> _Source passage_
------

We could tell you in two seconds flat which people in our block had the most “empathy” and we didn’t even know there was such a word! There were lots of other things we could tell you right off too, like which wealthy men in our town loved their money and which loved their families. We knew the spinster ladies who suffered from chronic self-pity and loneliness, and the ones who had rich, full lives stretching the hours out like rubber bands to encompass church, the sick, the children of their neighborhood, their gardens.
We could rattle off the names of the good mothers and the not-so-good ones. We had our own rules for deciding. The good ones kissed a hurt away, planned picnics for the family, came away from scrubbing a floor to see the first robin or the first snowman of the season, went to the school play, and smiled with their eyes as well as their mouths when you gave them a fresh-picked bunch of dandelions in the spring.

------

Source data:
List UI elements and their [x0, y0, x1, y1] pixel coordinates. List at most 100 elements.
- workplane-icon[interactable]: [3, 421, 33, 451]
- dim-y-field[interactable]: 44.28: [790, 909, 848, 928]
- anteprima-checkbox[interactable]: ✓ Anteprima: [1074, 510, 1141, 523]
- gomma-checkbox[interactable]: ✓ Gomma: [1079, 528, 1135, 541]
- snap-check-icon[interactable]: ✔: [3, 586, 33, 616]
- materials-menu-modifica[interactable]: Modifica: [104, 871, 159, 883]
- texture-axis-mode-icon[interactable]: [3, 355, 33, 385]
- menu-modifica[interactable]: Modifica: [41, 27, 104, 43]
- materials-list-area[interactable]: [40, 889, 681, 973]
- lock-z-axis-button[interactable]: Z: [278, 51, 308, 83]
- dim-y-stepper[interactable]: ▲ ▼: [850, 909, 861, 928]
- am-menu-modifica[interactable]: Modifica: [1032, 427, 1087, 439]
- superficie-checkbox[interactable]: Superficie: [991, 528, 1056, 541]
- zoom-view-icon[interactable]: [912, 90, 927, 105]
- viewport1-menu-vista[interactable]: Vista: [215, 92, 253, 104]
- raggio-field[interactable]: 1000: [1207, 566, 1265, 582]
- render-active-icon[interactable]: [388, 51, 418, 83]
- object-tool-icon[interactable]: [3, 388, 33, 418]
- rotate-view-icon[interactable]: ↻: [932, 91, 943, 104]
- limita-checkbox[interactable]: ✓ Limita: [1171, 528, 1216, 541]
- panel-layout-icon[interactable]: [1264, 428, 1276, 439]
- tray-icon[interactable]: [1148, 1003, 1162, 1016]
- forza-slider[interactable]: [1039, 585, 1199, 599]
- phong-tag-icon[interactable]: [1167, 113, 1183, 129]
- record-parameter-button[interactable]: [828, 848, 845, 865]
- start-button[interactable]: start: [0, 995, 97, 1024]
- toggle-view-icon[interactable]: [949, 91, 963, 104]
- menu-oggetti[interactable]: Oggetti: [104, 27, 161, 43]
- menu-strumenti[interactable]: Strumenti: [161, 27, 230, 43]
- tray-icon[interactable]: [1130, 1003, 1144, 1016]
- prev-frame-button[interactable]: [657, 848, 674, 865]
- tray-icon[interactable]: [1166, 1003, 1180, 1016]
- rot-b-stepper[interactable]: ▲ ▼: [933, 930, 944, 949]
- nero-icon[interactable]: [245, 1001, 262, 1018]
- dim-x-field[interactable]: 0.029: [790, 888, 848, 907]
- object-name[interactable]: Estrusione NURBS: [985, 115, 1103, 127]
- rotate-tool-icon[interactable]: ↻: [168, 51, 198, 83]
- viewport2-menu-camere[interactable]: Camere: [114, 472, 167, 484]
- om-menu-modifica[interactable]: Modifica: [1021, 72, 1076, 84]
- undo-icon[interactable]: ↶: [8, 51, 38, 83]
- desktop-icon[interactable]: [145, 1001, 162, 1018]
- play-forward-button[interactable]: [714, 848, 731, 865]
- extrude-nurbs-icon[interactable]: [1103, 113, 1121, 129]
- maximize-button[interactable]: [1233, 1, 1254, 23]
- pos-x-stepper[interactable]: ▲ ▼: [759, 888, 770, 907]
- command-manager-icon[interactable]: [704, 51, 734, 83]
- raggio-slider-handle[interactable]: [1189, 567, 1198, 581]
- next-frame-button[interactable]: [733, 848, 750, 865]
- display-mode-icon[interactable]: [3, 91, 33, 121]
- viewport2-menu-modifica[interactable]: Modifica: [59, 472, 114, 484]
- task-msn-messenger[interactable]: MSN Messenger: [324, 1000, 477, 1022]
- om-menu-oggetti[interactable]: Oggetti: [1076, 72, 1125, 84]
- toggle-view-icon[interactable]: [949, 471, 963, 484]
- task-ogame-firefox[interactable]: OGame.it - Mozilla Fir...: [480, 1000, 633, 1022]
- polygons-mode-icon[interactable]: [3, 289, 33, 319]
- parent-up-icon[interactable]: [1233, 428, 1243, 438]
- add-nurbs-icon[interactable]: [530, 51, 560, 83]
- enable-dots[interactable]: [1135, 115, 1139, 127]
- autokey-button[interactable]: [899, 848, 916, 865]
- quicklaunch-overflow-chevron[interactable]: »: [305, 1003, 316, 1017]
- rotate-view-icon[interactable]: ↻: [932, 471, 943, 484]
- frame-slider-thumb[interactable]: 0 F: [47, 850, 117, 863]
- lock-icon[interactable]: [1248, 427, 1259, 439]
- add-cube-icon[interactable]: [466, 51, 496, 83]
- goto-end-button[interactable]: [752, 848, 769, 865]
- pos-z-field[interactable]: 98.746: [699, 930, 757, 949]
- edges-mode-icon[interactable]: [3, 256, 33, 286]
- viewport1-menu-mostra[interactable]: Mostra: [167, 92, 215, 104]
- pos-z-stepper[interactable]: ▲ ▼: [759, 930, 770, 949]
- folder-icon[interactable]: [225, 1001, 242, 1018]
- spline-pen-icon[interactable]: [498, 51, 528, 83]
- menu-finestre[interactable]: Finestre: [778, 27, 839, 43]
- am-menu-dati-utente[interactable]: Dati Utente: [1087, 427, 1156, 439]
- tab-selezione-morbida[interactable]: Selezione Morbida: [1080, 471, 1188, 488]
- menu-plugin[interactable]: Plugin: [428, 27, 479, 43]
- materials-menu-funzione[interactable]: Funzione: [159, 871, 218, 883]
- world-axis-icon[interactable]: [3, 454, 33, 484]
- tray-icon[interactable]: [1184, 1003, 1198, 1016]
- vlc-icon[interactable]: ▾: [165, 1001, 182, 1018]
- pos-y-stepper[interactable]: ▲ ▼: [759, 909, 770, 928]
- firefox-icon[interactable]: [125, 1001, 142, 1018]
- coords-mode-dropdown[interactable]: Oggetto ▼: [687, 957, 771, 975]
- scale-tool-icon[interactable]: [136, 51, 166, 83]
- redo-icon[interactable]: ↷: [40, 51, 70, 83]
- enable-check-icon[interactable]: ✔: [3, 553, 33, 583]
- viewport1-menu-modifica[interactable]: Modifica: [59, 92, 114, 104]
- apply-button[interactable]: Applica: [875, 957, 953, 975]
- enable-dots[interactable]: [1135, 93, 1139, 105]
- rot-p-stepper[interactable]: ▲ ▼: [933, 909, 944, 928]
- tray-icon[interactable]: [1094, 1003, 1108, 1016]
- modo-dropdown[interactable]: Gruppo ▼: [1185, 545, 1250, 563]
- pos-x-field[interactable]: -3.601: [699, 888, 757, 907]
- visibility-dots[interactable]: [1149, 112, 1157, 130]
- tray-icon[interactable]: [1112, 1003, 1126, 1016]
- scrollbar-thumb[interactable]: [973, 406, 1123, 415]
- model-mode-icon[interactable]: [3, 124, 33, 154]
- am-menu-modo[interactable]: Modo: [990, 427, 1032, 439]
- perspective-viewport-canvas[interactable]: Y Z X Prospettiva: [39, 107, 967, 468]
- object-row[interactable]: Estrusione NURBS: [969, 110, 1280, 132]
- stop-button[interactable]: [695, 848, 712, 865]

------

> _Your task_
Continue the passage about what the children knew of the people in their town, picking up right after its last sentence.

> _Task result_
There were other things we knew too – such as the screamers and the shouters. “Stay off the clean kitchen floor with those muddy shoes, you brats!” was Mrs. Jumpy. Her husband was “Get off the lawn!” Mrs. Edgy was “For goodness sake, stop all that noise!” We knew the quiet ones too – the ones who smiled and said, “Maybe you children would like to take your muddy shoes off before you walk across the nice clean floor.” Or “How about using the sidewalk, kids, and letting the lawn grow its quarter inch today?”
We knew every cookie jar owner in our part of town – and the kind of cookies in each jar. The cookie ladies were usually the same ones who noticed when we got new roller skates and who took the time to stand on the front porch and cheer us on our first wobbly trip around the block. They were the ones too who noticed new shoes or a missing tooth. When we ran into them at the grocery store, they often said to old Mrs. Jones, “And maybe you’ll find a lollipop or two for my little friends here.”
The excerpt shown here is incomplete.